* Your task: Identify each line in the records below that contains the word "Sjöofficerskårens", and copy it.

* Material for the task:
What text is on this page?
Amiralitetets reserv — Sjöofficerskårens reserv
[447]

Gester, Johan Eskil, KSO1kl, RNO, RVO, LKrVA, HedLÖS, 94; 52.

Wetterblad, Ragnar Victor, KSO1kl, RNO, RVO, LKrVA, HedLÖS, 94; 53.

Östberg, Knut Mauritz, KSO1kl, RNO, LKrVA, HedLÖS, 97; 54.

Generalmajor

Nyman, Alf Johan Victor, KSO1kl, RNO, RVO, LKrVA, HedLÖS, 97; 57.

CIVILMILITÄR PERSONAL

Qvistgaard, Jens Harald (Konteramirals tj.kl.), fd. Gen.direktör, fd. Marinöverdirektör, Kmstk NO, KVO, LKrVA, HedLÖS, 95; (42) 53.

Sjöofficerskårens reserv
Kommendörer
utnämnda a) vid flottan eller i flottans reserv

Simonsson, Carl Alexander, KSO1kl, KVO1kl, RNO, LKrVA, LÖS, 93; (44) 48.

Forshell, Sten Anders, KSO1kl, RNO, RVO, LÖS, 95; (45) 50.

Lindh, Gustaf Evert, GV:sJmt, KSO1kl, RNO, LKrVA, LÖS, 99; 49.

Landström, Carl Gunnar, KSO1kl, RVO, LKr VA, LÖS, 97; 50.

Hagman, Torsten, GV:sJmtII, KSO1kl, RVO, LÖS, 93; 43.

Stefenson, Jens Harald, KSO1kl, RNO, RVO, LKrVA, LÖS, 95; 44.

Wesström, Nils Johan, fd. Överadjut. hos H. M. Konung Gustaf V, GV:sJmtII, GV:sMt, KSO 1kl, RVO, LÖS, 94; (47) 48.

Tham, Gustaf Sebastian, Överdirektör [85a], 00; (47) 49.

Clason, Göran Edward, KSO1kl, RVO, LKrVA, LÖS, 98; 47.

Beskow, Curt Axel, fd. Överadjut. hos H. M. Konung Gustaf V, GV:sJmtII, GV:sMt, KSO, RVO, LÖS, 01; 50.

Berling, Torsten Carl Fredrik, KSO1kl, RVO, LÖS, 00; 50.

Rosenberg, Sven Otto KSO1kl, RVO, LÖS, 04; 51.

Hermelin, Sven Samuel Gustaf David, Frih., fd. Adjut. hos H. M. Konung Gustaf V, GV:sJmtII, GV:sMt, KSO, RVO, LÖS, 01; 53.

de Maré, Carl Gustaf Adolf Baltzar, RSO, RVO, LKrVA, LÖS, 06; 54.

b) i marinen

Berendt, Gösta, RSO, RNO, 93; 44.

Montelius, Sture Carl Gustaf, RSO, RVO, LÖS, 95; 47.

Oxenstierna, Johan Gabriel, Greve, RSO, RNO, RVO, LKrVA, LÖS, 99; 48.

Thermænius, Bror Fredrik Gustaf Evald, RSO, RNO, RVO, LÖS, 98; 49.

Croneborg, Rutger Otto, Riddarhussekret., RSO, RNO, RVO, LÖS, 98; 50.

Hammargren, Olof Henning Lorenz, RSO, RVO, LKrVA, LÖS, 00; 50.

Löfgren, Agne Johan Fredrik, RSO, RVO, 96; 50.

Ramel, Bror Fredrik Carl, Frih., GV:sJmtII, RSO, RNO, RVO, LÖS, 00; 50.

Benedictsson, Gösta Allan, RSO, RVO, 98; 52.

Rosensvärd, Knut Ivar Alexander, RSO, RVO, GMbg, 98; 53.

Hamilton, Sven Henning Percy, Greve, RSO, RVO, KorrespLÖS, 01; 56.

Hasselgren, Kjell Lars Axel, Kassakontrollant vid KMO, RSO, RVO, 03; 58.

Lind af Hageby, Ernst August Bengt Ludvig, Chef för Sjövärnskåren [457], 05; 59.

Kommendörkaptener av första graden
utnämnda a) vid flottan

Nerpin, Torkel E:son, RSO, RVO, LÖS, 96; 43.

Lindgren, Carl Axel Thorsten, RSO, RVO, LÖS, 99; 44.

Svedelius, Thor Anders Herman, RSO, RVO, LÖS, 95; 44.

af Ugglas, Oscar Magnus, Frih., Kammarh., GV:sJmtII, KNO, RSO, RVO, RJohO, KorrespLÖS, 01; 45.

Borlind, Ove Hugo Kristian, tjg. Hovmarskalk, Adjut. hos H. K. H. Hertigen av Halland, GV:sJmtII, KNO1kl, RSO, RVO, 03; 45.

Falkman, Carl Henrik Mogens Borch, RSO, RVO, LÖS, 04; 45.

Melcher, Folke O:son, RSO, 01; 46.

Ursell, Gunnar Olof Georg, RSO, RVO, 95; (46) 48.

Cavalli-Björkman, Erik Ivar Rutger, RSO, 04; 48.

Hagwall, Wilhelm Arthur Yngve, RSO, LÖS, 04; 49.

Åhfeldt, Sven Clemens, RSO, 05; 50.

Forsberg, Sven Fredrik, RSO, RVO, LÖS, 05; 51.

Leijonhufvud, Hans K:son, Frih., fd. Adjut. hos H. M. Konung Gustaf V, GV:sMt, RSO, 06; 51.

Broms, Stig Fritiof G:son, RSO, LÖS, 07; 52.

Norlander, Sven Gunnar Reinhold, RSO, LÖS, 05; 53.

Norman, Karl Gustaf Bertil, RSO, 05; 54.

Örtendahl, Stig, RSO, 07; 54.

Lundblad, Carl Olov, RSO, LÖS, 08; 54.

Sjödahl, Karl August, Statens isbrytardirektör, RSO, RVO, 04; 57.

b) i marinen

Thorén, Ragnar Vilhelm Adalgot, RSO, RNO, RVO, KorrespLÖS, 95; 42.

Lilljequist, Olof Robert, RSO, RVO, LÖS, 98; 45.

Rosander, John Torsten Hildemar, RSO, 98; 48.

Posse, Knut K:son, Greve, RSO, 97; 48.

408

* Answer:
Amiralitetets reserv — Sjöofficerskårens reserv
Sjöofficerskårens reserv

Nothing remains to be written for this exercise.